- [THE EXERCISE]
Some lines in the listing below may include the string "younesbendjima". How many are there? Give only the number.

____ SUPPLIED MATERIAL

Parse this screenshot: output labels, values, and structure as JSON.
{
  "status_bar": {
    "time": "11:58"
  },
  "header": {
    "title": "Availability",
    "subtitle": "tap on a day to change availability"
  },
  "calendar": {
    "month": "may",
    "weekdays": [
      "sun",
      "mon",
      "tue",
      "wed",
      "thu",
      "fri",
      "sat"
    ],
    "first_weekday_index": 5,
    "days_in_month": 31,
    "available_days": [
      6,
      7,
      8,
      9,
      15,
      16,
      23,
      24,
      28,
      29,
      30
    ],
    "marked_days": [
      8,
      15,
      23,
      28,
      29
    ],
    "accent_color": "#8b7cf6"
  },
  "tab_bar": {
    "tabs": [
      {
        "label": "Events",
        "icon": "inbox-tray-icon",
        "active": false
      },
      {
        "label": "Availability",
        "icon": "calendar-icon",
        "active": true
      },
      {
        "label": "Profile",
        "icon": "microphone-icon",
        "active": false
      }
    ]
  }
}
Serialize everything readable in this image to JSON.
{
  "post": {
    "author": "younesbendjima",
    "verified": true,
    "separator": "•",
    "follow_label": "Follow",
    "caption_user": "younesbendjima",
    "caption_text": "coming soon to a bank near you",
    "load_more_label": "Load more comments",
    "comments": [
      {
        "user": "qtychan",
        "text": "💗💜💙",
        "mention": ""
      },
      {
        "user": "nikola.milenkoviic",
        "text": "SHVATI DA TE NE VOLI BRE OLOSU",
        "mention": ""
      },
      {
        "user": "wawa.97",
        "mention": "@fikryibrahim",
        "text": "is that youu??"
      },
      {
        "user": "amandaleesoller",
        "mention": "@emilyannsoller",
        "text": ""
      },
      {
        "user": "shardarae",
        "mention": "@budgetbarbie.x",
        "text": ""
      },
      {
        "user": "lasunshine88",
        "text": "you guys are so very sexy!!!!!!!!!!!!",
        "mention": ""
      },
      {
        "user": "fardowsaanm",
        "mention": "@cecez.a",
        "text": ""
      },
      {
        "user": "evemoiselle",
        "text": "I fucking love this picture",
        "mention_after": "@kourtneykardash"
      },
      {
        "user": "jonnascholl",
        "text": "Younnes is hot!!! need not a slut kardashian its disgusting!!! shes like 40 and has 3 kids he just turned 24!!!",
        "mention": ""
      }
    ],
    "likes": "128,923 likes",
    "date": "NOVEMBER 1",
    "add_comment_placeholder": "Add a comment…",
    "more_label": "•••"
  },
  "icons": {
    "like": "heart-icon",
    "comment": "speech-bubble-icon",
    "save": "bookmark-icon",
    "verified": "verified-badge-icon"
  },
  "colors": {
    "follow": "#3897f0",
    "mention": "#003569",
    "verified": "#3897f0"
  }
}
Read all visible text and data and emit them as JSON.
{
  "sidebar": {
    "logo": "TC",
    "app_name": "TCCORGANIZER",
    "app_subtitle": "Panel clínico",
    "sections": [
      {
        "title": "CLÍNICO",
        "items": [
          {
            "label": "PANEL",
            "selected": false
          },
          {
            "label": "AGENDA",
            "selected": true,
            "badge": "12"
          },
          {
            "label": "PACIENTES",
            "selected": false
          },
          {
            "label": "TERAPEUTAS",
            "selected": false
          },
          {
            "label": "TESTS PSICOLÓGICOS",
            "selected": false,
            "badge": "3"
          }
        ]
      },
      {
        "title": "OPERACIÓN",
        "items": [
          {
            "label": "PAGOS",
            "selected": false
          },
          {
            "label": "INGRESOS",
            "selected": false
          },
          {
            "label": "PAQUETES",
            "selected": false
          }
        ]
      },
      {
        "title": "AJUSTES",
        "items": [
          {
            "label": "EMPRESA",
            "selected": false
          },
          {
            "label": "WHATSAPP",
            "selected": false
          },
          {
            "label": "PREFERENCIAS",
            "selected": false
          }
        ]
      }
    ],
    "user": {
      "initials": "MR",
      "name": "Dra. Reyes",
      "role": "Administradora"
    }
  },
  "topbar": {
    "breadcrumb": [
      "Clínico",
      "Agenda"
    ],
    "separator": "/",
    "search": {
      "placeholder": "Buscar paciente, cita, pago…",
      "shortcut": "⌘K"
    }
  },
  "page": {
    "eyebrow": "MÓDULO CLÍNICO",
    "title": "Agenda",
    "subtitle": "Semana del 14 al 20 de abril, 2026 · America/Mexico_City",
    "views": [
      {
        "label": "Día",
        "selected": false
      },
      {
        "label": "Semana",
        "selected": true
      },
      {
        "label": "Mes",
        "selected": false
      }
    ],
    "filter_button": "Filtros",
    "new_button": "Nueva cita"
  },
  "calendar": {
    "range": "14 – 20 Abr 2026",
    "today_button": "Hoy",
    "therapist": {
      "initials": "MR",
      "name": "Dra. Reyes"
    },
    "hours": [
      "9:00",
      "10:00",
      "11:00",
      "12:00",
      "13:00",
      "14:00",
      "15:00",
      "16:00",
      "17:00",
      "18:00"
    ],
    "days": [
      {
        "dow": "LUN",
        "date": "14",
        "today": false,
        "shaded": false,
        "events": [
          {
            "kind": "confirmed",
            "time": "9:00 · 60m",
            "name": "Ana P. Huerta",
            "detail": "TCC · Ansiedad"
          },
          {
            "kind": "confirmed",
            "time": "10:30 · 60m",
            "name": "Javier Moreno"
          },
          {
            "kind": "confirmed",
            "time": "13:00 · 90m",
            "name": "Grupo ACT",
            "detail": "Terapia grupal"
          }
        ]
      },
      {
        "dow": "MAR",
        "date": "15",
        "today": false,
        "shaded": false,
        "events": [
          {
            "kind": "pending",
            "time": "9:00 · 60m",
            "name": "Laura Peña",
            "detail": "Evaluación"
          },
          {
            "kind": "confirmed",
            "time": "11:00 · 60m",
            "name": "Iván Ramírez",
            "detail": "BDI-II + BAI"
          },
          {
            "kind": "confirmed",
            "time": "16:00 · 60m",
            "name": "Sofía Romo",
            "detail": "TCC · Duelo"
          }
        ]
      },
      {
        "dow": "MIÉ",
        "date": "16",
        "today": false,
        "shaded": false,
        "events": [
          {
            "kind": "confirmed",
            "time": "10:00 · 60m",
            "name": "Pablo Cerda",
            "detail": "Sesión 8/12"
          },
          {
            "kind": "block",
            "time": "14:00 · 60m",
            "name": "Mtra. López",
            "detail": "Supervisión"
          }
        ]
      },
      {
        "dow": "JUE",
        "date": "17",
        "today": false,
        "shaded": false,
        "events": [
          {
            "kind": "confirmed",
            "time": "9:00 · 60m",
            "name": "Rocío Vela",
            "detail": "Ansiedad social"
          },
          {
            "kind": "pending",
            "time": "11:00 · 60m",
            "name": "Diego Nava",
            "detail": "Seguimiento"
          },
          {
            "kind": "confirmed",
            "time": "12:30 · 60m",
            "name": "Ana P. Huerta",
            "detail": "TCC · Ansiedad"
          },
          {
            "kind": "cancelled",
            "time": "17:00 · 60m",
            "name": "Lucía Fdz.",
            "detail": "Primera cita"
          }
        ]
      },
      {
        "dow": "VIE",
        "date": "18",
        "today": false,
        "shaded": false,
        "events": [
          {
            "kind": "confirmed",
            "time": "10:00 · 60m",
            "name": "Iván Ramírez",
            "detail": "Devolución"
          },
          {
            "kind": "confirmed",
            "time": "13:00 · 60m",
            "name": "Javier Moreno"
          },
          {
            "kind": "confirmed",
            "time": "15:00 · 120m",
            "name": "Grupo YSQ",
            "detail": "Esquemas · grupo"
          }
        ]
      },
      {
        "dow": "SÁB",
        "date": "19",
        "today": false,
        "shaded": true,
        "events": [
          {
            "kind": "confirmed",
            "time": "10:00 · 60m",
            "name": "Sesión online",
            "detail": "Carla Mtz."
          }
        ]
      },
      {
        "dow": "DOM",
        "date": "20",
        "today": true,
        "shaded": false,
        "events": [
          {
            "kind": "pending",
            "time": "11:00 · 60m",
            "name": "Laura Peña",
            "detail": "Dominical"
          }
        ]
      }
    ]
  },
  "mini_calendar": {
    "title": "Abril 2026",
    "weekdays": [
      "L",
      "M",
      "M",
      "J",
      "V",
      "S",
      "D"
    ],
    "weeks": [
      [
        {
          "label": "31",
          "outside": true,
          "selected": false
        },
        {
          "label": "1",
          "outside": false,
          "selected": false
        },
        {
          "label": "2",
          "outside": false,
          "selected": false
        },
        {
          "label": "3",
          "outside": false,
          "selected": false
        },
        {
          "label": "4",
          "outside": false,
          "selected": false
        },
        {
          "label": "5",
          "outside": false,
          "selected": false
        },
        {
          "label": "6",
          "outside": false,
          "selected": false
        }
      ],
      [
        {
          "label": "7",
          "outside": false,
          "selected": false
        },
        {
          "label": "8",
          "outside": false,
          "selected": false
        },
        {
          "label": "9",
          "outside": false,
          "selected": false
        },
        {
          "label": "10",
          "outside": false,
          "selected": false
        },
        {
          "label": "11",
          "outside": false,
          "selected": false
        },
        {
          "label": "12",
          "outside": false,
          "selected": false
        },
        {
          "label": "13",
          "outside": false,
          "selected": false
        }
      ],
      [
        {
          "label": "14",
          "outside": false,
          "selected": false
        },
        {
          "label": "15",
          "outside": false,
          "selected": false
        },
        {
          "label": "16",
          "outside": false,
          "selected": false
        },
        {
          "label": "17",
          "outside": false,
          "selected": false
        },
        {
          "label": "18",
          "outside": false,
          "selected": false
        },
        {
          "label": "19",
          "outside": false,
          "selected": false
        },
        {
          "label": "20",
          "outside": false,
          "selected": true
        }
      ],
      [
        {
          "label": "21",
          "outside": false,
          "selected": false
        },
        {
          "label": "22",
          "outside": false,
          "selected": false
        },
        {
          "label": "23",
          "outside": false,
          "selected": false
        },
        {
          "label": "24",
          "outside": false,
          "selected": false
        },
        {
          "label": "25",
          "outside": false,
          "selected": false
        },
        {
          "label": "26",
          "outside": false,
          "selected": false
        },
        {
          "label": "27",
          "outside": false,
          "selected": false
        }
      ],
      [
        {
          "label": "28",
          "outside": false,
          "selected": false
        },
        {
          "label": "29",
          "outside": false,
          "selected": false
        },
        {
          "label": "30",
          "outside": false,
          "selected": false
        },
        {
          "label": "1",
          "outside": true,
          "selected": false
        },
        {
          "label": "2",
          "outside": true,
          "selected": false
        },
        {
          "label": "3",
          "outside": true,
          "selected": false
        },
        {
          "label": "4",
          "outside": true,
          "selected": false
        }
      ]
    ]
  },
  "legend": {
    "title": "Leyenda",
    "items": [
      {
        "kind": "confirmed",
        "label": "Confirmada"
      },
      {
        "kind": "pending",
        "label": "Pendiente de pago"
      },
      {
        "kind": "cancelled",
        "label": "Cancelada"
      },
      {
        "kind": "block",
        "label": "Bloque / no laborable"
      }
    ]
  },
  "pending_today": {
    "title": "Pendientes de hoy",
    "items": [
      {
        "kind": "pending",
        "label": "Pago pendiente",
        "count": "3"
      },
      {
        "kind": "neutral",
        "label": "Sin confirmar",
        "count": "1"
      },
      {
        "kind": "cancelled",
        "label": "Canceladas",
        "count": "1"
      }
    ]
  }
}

________

- [THE RESPONSE]
2